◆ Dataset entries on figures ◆

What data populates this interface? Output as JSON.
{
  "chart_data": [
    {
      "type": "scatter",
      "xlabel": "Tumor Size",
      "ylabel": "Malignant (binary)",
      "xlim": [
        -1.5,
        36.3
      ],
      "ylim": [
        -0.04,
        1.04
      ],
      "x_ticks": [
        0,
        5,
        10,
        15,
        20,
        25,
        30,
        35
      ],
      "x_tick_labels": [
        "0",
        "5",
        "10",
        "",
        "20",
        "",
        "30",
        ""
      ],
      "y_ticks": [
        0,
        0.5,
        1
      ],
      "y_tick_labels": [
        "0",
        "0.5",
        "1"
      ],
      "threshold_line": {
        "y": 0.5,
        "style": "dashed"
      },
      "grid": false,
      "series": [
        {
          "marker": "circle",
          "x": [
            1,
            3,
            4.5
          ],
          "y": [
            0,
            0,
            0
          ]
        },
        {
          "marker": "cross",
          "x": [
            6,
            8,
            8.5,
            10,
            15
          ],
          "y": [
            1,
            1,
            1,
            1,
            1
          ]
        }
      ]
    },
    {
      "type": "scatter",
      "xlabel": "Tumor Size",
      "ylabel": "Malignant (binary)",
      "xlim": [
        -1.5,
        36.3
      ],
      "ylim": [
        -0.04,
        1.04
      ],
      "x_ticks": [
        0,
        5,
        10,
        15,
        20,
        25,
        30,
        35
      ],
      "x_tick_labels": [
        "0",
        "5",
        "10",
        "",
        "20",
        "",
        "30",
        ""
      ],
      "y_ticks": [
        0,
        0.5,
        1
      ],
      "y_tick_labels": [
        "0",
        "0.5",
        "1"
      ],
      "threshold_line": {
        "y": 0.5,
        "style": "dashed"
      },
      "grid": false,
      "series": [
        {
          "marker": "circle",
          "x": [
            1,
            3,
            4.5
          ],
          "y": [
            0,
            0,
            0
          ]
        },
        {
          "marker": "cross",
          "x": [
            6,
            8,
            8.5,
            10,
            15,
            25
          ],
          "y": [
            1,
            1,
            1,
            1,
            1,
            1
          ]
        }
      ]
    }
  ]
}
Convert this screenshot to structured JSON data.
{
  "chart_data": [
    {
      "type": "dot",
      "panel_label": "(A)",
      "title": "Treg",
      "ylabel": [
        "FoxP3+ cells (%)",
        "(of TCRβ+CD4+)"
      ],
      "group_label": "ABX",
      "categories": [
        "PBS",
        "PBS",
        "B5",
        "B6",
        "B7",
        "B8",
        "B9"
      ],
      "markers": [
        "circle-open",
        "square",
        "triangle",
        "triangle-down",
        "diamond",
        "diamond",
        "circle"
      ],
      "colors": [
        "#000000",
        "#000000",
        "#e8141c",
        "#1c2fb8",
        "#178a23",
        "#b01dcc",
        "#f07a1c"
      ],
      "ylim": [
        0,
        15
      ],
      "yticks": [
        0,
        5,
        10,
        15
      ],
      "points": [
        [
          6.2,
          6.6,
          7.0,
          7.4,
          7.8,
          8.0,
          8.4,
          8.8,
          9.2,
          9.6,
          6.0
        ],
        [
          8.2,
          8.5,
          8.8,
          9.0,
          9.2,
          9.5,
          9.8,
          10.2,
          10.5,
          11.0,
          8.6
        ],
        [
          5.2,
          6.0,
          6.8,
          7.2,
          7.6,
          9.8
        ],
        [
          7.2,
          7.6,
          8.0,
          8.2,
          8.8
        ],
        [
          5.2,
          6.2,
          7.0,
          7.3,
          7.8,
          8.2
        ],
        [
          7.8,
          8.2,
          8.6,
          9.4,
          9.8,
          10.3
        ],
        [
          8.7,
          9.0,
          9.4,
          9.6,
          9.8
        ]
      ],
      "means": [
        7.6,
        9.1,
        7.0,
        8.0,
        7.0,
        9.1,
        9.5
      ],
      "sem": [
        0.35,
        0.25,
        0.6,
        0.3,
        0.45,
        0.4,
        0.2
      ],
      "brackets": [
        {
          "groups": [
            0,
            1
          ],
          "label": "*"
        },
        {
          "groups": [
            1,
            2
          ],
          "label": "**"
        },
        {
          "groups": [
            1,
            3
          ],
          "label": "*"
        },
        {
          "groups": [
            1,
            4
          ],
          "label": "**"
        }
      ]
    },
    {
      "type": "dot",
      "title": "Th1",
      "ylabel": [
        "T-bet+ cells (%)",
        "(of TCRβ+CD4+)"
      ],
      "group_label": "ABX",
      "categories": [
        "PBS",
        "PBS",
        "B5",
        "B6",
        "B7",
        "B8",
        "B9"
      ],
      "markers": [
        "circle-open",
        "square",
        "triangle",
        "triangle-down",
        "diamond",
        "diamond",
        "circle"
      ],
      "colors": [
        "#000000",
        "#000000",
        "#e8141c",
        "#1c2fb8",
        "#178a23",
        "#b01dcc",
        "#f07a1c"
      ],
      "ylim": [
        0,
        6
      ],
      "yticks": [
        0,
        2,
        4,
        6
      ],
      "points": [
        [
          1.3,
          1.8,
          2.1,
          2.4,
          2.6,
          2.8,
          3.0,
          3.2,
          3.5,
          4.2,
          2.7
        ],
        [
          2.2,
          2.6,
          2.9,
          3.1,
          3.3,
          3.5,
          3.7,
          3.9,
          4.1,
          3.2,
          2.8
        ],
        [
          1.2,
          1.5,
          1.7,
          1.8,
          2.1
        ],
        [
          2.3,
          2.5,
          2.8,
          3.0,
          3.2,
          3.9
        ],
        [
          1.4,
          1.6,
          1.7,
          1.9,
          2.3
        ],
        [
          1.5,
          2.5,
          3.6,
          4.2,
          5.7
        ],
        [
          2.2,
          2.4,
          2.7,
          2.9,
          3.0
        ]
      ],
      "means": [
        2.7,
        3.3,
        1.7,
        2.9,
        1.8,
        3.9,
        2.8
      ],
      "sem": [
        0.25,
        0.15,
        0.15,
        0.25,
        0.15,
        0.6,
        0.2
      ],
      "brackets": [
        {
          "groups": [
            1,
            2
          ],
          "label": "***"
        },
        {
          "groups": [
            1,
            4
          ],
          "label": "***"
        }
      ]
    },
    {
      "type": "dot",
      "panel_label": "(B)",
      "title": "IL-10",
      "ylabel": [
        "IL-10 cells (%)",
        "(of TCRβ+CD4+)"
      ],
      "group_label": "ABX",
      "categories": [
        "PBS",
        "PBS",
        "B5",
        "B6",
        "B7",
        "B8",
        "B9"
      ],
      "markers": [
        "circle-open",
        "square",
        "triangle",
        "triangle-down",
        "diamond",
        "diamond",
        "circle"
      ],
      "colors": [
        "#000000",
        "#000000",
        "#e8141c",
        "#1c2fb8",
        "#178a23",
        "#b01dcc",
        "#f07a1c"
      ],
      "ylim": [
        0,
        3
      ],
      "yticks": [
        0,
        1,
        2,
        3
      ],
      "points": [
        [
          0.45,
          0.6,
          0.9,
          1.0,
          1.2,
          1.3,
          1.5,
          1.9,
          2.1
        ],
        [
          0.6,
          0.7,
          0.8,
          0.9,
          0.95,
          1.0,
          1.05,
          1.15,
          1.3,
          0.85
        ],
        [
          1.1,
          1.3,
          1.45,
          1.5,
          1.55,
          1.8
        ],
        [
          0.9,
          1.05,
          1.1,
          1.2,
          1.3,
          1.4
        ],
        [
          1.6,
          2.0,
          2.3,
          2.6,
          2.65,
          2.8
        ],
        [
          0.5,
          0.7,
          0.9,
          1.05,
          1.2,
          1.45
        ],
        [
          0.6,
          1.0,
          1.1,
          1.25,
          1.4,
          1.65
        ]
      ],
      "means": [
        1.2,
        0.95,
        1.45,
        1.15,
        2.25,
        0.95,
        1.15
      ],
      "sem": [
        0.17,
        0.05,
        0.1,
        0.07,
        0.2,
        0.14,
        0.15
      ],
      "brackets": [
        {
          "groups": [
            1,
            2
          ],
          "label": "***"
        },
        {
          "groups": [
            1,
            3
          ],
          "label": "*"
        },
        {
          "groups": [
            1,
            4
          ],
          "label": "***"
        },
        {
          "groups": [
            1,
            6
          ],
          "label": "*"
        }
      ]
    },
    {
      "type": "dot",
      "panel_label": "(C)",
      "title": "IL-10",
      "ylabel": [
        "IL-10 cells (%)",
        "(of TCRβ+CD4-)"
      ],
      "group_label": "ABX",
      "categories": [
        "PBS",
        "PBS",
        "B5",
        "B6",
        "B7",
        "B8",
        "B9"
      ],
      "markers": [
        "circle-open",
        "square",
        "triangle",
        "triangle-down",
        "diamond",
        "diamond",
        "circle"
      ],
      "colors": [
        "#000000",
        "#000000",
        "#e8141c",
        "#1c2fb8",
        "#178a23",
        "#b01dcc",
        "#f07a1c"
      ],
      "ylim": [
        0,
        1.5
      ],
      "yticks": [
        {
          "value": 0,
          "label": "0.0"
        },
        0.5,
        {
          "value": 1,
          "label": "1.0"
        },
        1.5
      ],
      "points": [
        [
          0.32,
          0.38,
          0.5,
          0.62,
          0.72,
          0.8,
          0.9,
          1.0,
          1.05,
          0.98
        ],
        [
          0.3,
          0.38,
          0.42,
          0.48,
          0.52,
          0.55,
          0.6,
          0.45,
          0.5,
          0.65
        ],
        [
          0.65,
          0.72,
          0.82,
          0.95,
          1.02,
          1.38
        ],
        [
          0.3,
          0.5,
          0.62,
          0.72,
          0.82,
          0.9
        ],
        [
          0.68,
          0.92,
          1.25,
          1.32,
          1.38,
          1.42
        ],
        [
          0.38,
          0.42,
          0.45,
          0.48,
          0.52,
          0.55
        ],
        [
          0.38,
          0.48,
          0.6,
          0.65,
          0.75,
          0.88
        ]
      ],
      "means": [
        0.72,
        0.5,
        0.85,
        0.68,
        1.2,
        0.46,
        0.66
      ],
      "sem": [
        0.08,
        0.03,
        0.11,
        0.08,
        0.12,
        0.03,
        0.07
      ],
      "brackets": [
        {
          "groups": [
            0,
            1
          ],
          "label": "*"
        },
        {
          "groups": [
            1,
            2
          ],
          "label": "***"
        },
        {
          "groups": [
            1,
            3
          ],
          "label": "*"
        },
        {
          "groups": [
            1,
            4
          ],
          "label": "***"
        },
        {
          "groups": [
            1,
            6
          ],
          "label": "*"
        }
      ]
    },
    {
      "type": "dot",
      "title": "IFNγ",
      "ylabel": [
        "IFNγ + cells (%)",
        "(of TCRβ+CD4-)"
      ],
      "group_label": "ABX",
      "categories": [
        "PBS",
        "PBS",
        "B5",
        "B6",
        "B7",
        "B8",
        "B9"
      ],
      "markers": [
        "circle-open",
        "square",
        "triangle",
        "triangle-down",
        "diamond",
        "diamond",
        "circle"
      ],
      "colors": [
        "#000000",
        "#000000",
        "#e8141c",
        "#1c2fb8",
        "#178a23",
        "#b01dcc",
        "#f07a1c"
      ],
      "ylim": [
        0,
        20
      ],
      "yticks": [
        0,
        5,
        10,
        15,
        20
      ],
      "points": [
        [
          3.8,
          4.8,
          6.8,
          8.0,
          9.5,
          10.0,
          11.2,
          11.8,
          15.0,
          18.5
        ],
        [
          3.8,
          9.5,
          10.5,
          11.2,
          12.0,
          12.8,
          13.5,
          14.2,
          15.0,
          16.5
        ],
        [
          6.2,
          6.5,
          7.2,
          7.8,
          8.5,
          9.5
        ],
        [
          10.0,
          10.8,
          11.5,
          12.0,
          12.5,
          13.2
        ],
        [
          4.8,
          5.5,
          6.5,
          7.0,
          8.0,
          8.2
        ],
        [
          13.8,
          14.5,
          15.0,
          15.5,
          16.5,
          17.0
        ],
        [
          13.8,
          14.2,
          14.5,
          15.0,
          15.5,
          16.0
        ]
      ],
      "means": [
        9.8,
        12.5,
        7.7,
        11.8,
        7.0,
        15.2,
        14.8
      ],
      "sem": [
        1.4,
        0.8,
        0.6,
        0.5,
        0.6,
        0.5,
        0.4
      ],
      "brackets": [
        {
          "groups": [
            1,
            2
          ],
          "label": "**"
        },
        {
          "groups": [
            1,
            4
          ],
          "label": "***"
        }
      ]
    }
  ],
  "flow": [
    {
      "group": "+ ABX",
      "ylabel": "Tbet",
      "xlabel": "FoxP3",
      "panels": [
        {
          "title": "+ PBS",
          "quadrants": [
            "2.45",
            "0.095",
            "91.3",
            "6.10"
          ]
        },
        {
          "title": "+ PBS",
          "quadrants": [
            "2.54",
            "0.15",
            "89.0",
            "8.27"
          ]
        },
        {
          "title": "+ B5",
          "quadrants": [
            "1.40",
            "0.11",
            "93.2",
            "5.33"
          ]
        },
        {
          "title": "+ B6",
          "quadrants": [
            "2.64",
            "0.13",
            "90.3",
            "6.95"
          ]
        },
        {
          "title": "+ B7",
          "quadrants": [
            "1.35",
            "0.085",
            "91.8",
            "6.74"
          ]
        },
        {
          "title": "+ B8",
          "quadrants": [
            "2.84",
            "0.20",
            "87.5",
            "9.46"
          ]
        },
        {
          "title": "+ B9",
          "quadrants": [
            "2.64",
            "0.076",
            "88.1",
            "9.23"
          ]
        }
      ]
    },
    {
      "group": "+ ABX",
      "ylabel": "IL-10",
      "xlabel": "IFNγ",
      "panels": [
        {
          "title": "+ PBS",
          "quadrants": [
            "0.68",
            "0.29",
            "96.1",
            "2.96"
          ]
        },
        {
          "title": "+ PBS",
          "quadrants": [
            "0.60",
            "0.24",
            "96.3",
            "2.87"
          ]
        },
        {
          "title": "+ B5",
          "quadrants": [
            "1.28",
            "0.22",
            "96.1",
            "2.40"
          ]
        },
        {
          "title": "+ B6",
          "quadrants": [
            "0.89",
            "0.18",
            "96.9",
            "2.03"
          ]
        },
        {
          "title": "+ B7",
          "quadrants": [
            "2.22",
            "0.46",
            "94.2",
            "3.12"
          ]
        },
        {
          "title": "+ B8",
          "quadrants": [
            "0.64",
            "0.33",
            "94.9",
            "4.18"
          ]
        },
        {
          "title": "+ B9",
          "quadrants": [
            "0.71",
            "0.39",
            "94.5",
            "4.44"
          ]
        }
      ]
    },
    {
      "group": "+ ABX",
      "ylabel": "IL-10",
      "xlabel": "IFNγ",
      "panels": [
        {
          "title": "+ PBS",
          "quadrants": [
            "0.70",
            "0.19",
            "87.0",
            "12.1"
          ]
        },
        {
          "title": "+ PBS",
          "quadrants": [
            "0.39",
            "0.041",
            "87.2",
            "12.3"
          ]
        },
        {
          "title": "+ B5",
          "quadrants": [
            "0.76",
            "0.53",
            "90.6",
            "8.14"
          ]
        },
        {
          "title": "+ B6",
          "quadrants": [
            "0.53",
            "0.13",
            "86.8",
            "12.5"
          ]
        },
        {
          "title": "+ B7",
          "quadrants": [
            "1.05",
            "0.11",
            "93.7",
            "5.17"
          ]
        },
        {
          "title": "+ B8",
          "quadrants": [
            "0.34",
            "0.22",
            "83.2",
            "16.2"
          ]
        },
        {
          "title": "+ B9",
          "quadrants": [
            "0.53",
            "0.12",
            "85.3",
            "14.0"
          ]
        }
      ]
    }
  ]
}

◆ Task to complete ◆
Every line above carrying the word "JSON" needs to be shown.

◆ Output below ◆
What data populates this interface? Output as JSON.
Convert this screenshot to structured JSON data.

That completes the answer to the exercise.